> [Material supplied]:
· · ·
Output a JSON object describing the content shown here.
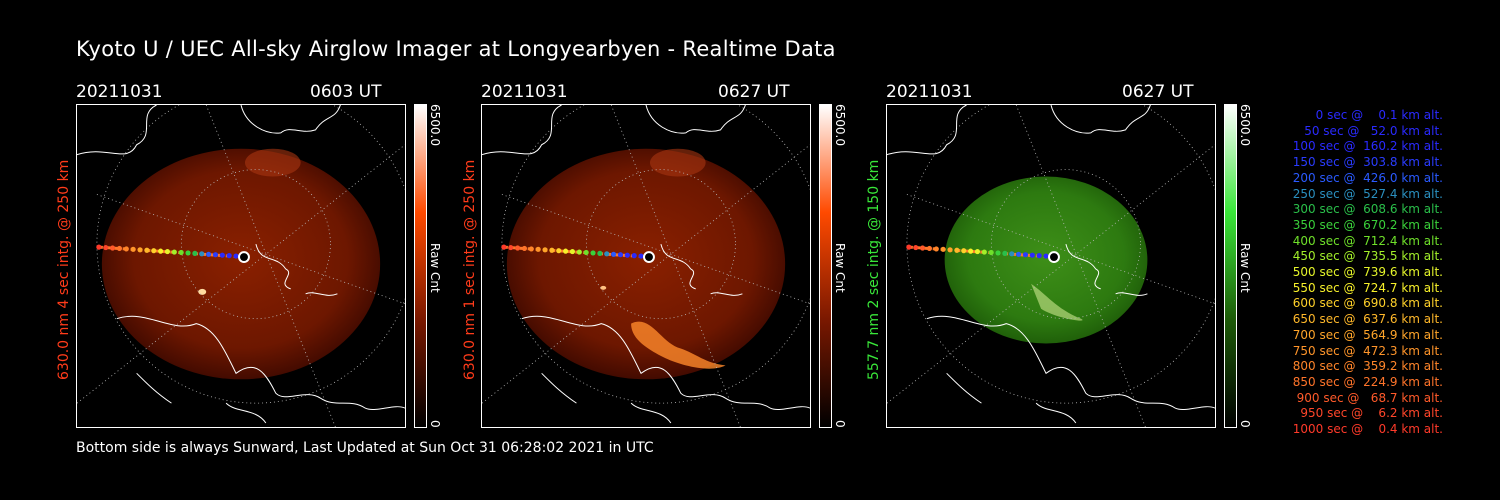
{
  "page": {
    "title": "Kyoto U / UEC All-sky Airglow Imager at Longyearbyen - Realtime Data",
    "footer": "Bottom side is always Sunward, Last Updated at Sun Oct 31 06:28:02 2021 in UTC"
  },
  "panels": [
    {
      "date": "20211031",
      "time": "0603 UT",
      "ylabel": "630.0 nm  4 sec intg. @ 250 km",
      "color": "#ff3b1a",
      "cbar_max": "6500.0",
      "cbar_min": "0",
      "cbar_label": "Raw Cnt"
    },
    {
      "date": "20211031",
      "time": "0627 UT",
      "ylabel": "630.0 nm  1 sec intg. @ 250 km",
      "color": "#ff3b1a",
      "cbar_max": "6500.0",
      "cbar_min": "0",
      "cbar_label": "Raw Cnt"
    },
    {
      "date": "20211031",
      "time": "0627 UT",
      "ylabel": "557.7 nm  2 sec intg. @ 150 km",
      "color": "#39e639",
      "cbar_max": "6500.0",
      "cbar_min": "0",
      "cbar_label": "Raw Cnt"
    }
  ],
  "legend": [
    {
      "text": "  0 sec @    0.1 km alt.",
      "color": "#2a2aff"
    },
    {
      "text": " 50 sec @   52.0 km alt.",
      "color": "#2a2aff"
    },
    {
      "text": "100 sec @  160.2 km alt.",
      "color": "#2a2aff"
    },
    {
      "text": "150 sec @  303.8 km alt.",
      "color": "#2a3cff"
    },
    {
      "text": "200 sec @  426.0 km alt.",
      "color": "#2a5aff"
    },
    {
      "text": "250 sec @  527.4 km alt.",
      "color": "#2a8fbf"
    },
    {
      "text": "300 sec @  608.6 km alt.",
      "color": "#2abf4a"
    },
    {
      "text": "350 sec @  670.2 km alt.",
      "color": "#3ad13a"
    },
    {
      "text": "400 sec @  712.4 km alt.",
      "color": "#6fe02a"
    },
    {
      "text": "450 sec @  735.5 km alt.",
      "color": "#a3ef2a"
    },
    {
      "text": "500 sec @  739.6 km alt.",
      "color": "#e5f52a"
    },
    {
      "text": "550 sec @  724.7 km alt.",
      "color": "#f7f02a"
    },
    {
      "text": "600 sec @  690.8 km alt.",
      "color": "#ffd12a"
    },
    {
      "text": "650 sec @  637.6 km alt.",
      "color": "#ffb82a"
    },
    {
      "text": "700 sec @  564.9 km alt.",
      "color": "#ffa52a"
    },
    {
      "text": "750 sec @  472.3 km alt.",
      "color": "#ff952a"
    },
    {
      "text": "800 sec @  359.2 km alt.",
      "color": "#ff852a"
    },
    {
      "text": "850 sec @  224.9 km alt.",
      "color": "#ff742a"
    },
    {
      "text": "900 sec @   68.7 km alt.",
      "color": "#ff5a2a"
    },
    {
      "text": "950 sec @    6.2 km alt.",
      "color": "#ff462a"
    },
    {
      "text": "1000 sec @    0.4 km alt.",
      "color": "#ff3a2a"
    }
  ]
}
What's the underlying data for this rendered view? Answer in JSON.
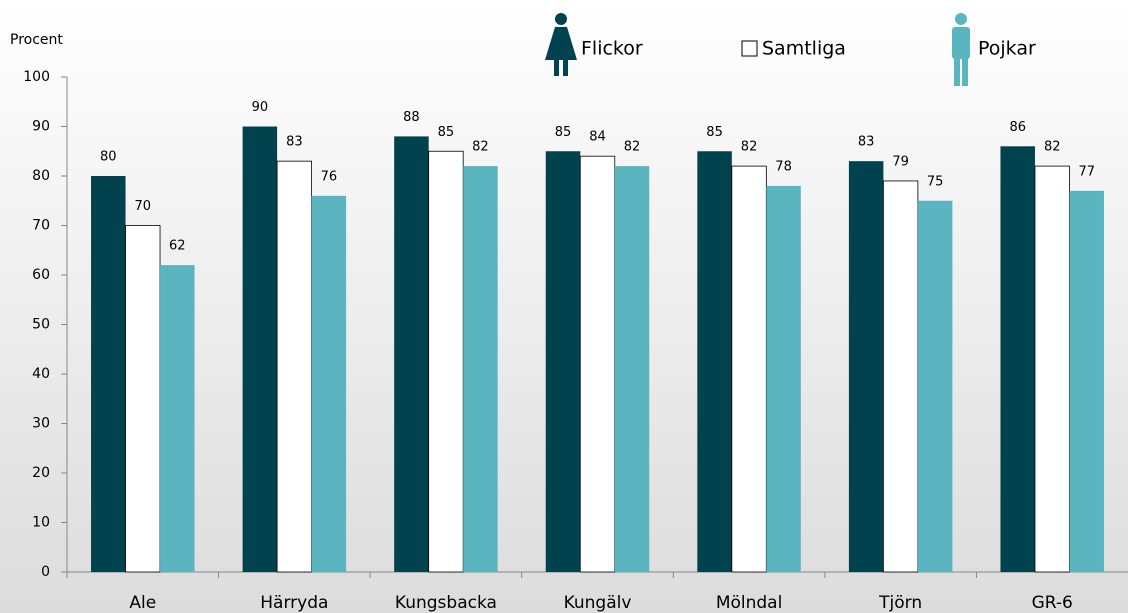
· · ·
Repeat the material above in full and exactly, apart from the pictures.

Output a JSON object describing the content shown here.
{
  "page": {
    "title": "Kyoto U / UEC All-sky Airglow Imager at Longyearbyen - Realtime Data",
    "footer": "Bottom side is always Sunward, Last Updated at Sun Oct 31 06:28:02 2021 in UTC"
  },
  "panels": [
    {
      "date": "20211031",
      "time": "0603 UT",
      "ylabel": "630.0 nm  4 sec intg. @ 250 km",
      "color": "#ff3b1a",
      "cbar_max": "6500.0",
      "cbar_min": "0",
      "cbar_label": "Raw Cnt"
    },
    {
      "date": "20211031",
      "time": "0627 UT",
      "ylabel": "630.0 nm  1 sec intg. @ 250 km",
      "color": "#ff3b1a",
      "cbar_max": "6500.0",
      "cbar_min": "0",
      "cbar_label": "Raw Cnt"
    },
    {
      "date": "20211031",
      "time": "0627 UT",
      "ylabel": "557.7 nm  2 sec intg. @ 150 km",
      "color": "#39e639",
      "cbar_max": "6500.0",
      "cbar_min": "0",
      "cbar_label": "Raw Cnt"
    }
  ],
  "legend": [
    {
      "text": "  0 sec @    0.1 km alt.",
      "color": "#2a2aff"
    },
    {
      "text": " 50 sec @   52.0 km alt.",
      "color": "#2a2aff"
    },
    {
      "text": "100 sec @  160.2 km alt.",
      "color": "#2a2aff"
    },
    {
      "text": "150 sec @  303.8 km alt.",
      "color": "#2a3cff"
    },
    {
      "text": "200 sec @  426.0 km alt.",
      "color": "#2a5aff"
    },
    {
      "text": "250 sec @  527.4 km alt.",
      "color": "#2a8fbf"
    },
    {
      "text": "300 sec @  608.6 km alt.",
      "color": "#2abf4a"
    },
    {
      "text": "350 sec @  670.2 km alt.",
      "color": "#3ad13a"
    },
    {
      "text": "400 sec @  712.4 km alt.",
      "color": "#6fe02a"
    },
    {
      "text": "450 sec @  735.5 km alt.",
      "color": "#a3ef2a"
    },
    {
      "text": "500 sec @  739.6 km alt.",
      "color": "#e5f52a"
    },
    {
      "text": "550 sec @  724.7 km alt.",
      "color": "#f7f02a"
    },
    {
      "text": "600 sec @  690.8 km alt.",
      "color": "#ffd12a"
    },
    {
      "text": "650 sec @  637.6 km alt.",
      "color": "#ffb82a"
    },
    {
      "text": "700 sec @  564.9 km alt.",
      "color": "#ffa52a"
    },
    {
      "text": "750 sec @  472.3 km alt.",
      "color": "#ff952a"
    },
    {
      "text": "800 sec @  359.2 km alt.",
      "color": "#ff852a"
    },
    {
      "text": "850 sec @  224.9 km alt.",
      "color": "#ff742a"
    },
    {
      "text": "900 sec @   68.7 km alt.",
      "color": "#ff5a2a"
    },
    {
      "text": "950 sec @    6.2 km alt.",
      "color": "#ff462a"
    },
    {
      "text": "1000 sec @    0.4 km alt.",
      "color": "#ff3a2a"
    }
  ]
}
What's the underlying data for this rendered view? Answer in JSON.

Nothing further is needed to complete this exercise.